Check each line below for the word "superstructure" and give the number of lines that have it, nothing more.

(Figure collection entries)

# # # # #

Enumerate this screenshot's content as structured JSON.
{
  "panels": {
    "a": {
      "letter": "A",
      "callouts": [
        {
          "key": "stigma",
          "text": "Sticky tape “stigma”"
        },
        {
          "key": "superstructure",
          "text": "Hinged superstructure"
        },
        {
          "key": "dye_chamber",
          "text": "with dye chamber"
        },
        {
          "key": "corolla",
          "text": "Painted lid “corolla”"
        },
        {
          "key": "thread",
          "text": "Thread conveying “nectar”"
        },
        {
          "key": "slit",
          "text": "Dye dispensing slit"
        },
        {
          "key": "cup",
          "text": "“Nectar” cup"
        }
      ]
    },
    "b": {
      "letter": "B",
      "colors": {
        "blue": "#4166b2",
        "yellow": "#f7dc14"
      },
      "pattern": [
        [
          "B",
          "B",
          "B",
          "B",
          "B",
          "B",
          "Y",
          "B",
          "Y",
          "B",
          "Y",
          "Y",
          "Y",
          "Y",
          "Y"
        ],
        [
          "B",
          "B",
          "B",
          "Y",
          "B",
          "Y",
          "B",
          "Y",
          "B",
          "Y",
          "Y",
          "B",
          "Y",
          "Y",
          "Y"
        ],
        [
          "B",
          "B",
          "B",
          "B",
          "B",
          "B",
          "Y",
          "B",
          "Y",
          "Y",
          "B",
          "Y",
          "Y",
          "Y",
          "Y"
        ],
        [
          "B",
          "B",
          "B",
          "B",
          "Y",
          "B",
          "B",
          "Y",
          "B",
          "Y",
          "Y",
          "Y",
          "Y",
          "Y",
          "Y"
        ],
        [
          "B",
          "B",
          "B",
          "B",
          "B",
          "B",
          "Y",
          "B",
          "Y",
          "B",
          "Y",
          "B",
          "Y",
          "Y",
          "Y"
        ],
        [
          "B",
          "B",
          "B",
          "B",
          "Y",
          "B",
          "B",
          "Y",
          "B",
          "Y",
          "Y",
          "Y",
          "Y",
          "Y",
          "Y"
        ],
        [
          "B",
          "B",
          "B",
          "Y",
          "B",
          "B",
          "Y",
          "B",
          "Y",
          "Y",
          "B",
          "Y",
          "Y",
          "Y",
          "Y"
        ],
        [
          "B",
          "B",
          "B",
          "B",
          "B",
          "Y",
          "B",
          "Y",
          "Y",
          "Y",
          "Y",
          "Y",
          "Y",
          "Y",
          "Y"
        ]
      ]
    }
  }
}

# # # # #

**Answer to the problem:** 2